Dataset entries
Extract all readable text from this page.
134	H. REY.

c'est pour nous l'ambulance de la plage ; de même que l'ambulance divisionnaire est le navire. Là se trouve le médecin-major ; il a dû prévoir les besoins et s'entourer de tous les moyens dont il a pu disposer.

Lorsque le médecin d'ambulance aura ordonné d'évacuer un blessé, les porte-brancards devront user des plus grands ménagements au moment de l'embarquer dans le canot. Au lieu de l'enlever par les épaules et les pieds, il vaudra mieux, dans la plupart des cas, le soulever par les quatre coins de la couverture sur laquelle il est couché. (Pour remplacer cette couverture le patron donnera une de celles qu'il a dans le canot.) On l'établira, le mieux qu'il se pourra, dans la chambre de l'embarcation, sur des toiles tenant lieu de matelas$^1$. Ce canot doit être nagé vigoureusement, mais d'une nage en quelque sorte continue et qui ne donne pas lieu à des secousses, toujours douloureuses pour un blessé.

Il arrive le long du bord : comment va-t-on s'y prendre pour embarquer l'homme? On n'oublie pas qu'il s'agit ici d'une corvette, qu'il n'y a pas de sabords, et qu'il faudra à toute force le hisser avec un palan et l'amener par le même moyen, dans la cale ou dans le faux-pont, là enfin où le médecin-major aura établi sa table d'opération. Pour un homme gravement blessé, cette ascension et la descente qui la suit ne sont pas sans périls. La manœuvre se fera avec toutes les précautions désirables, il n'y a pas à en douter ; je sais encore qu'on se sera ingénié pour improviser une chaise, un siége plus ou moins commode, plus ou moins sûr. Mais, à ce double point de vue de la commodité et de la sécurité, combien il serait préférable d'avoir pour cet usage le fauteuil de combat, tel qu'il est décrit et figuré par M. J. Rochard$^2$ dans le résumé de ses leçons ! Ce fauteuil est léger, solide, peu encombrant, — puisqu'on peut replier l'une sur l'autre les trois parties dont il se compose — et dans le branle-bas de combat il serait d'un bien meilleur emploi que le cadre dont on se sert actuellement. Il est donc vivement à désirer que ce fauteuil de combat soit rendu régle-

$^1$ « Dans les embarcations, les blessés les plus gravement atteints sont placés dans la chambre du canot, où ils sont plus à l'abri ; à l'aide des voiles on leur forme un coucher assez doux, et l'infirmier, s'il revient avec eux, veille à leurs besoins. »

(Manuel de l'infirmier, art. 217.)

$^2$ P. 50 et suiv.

§ **Instruction**: Tell how many lines in the material above include the word "major", giving the number only.

§ **Solution to this task**: 2